┏━━

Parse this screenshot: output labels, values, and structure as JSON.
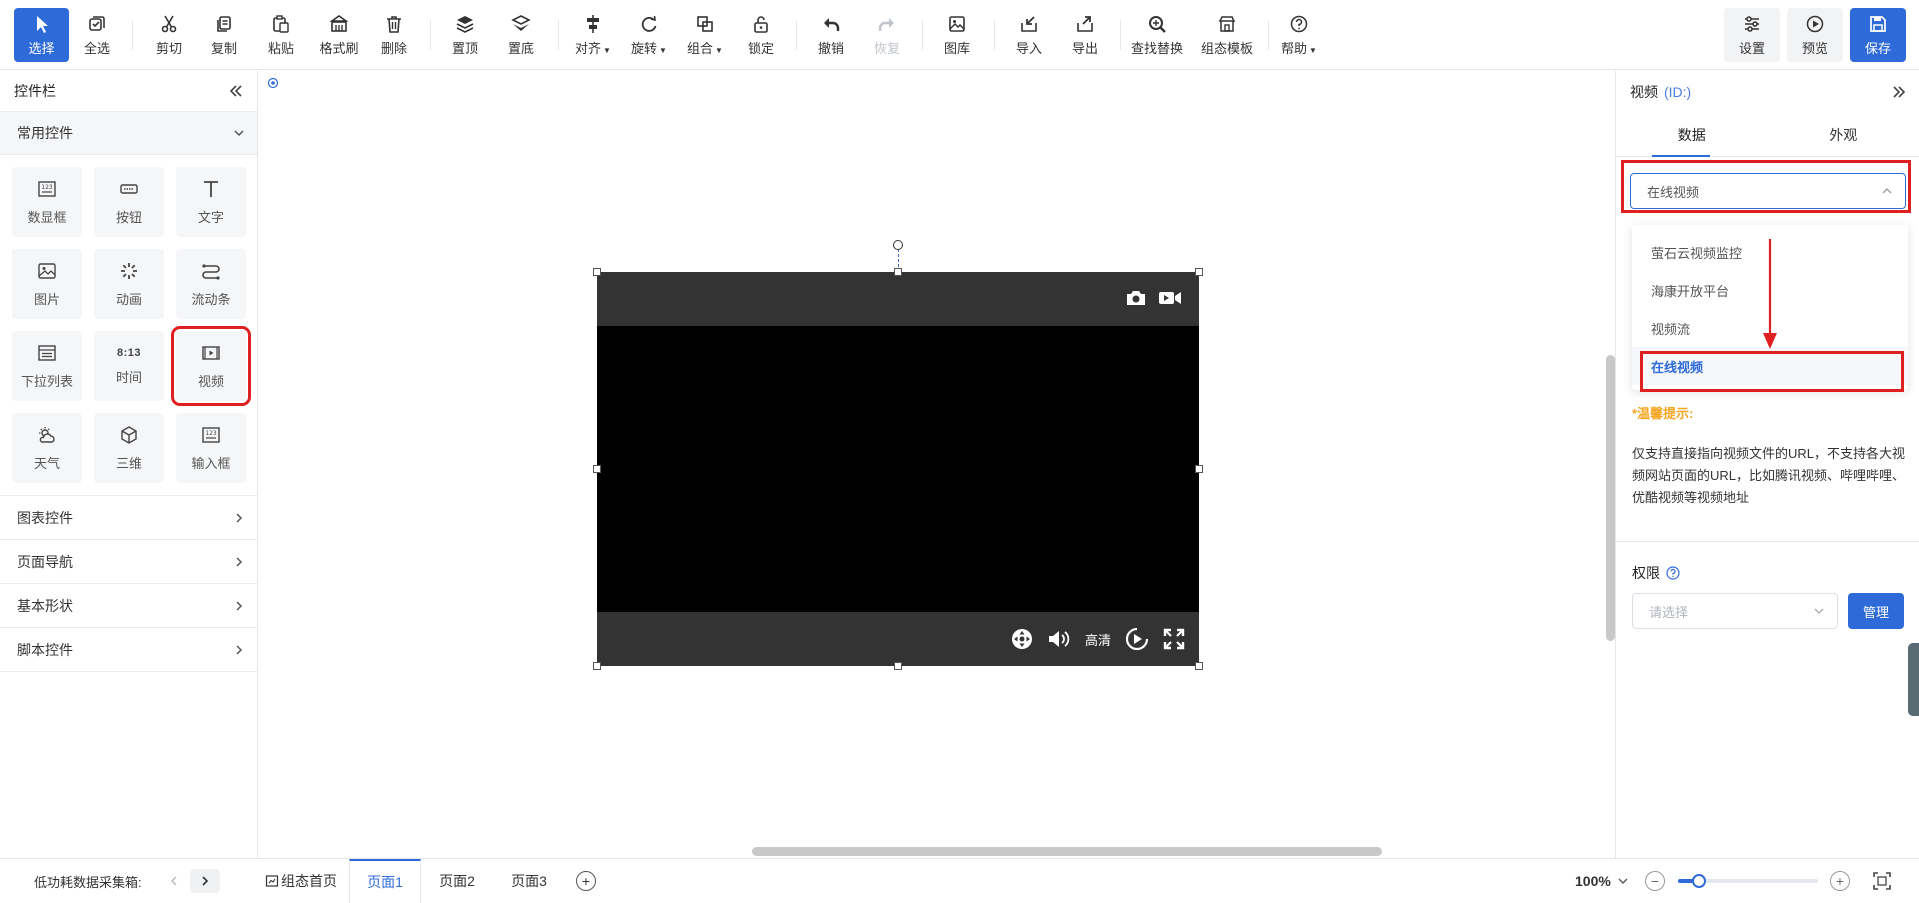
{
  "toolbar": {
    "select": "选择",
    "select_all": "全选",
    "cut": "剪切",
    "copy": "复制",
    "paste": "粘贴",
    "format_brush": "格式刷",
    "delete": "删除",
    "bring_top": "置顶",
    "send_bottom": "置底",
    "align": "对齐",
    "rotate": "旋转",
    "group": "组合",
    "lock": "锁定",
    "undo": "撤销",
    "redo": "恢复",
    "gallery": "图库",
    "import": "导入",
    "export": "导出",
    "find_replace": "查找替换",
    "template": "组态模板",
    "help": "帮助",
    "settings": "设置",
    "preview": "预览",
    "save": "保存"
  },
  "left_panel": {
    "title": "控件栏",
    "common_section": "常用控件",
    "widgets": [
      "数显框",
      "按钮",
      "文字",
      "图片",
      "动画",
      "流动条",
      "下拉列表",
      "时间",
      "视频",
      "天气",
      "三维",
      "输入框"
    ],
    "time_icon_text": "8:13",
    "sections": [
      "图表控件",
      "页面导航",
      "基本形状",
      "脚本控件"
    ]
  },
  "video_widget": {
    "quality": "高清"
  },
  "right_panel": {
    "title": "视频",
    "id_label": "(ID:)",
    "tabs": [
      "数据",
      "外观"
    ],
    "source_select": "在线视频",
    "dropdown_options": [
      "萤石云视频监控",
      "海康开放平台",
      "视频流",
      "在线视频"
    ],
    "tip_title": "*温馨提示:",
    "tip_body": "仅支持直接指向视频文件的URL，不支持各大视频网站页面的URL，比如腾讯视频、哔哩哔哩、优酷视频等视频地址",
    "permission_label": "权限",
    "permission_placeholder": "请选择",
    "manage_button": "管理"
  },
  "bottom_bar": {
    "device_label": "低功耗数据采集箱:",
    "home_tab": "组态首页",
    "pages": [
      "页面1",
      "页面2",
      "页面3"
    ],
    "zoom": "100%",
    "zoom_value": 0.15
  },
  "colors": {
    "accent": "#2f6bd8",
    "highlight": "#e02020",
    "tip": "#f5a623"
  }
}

┗━━

▶ _YOUR TASK_
Quote each record exactly as it stands, minus the pictures.

▶ _SOLUTION BELOW_
Parse this screenshot: output labels, values, and structure as JSON.
{
  "toolbar": {
    "select": "选择",
    "select_all": "全选",
    "cut": "剪切",
    "copy": "复制",
    "paste": "粘贴",
    "format_brush": "格式刷",
    "delete": "删除",
    "bring_top": "置顶",
    "send_bottom": "置底",
    "align": "对齐",
    "rotate": "旋转",
    "group": "组合",
    "lock": "锁定",
    "undo": "撤销",
    "redo": "恢复",
    "gallery": "图库",
    "import": "导入",
    "export": "导出",
    "find_replace": "查找替换",
    "template": "组态模板",
    "help": "帮助",
    "settings": "设置",
    "preview": "预览",
    "save": "保存"
  },
  "left_panel": {
    "title": "控件栏",
    "common_section": "常用控件",
    "widgets": [
      "数显框",
      "按钮",
      "文字",
      "图片",
      "动画",
      "流动条",
      "下拉列表",
      "时间",
      "视频",
      "天气",
      "三维",
      "输入框"
    ],
    "time_icon_text": "8:13",
    "sections": [
      "图表控件",
      "页面导航",
      "基本形状",
      "脚本控件"
    ]
  },
  "video_widget": {
    "quality": "高清"
  },
  "right_panel": {
    "title": "视频",
    "id_label": "(ID:)",
    "tabs": [
      "数据",
      "外观"
    ],
    "source_select": "在线视频",
    "dropdown_options": [
      "萤石云视频监控",
      "海康开放平台",
      "视频流",
      "在线视频"
    ],
    "tip_title": "*温馨提示:",
    "tip_body": "仅支持直接指向视频文件的URL，不支持各大视频网站页面的URL，比如腾讯视频、哔哩哔哩、优酷视频等视频地址",
    "permission_label": "权限",
    "permission_placeholder": "请选择",
    "manage_button": "管理"
  },
  "bottom_bar": {
    "device_label": "低功耗数据采集箱:",
    "home_tab": "组态首页",
    "pages": [
      "页面1",
      "页面2",
      "页面3"
    ],
    "zoom": "100%",
    "zoom_value": 0.15
  },
  "colors": {
    "accent": "#2f6bd8",
    "highlight": "#e02020",
    "tip": "#f5a623"
  }
}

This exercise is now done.